[GIVEN DATA]
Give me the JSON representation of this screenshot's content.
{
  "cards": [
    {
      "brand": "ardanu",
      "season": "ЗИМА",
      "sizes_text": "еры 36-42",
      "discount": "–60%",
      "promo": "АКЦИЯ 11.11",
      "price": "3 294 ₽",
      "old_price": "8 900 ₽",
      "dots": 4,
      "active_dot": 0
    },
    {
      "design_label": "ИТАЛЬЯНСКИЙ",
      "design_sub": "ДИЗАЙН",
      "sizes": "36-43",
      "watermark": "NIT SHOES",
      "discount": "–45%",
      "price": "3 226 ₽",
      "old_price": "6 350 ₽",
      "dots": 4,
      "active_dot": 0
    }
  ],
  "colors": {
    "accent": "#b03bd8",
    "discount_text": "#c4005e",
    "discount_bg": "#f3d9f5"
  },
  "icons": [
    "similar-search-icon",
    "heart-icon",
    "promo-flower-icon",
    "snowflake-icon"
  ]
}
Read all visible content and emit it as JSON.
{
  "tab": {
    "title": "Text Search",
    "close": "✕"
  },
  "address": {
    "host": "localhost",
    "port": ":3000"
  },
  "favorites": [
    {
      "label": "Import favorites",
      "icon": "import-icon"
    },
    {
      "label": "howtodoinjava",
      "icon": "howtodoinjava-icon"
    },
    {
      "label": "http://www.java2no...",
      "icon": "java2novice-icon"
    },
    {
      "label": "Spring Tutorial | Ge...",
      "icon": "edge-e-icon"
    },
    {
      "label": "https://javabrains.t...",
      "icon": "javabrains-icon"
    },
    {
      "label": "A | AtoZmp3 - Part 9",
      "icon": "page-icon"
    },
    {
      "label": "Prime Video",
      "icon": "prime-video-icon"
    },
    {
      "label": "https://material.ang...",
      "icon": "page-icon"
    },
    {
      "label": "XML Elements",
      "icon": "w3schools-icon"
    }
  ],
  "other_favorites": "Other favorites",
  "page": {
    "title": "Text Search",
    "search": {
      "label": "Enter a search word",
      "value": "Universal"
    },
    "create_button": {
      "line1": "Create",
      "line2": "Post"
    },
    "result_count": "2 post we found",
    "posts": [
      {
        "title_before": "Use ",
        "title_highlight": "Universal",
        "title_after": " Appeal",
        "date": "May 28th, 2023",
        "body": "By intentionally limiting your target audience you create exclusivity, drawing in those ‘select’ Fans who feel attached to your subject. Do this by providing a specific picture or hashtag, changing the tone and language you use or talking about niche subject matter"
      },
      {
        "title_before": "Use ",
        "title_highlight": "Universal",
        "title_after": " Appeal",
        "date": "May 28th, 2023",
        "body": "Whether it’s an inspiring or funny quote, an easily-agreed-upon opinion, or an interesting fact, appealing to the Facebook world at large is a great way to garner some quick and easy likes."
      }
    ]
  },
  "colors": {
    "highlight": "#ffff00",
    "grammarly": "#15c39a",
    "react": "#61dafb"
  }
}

[YOUR GOAL]
Go over the records above and tally each line that includes "howtodoinjava". Give the total by itself.

[FINAL ANSWER]
2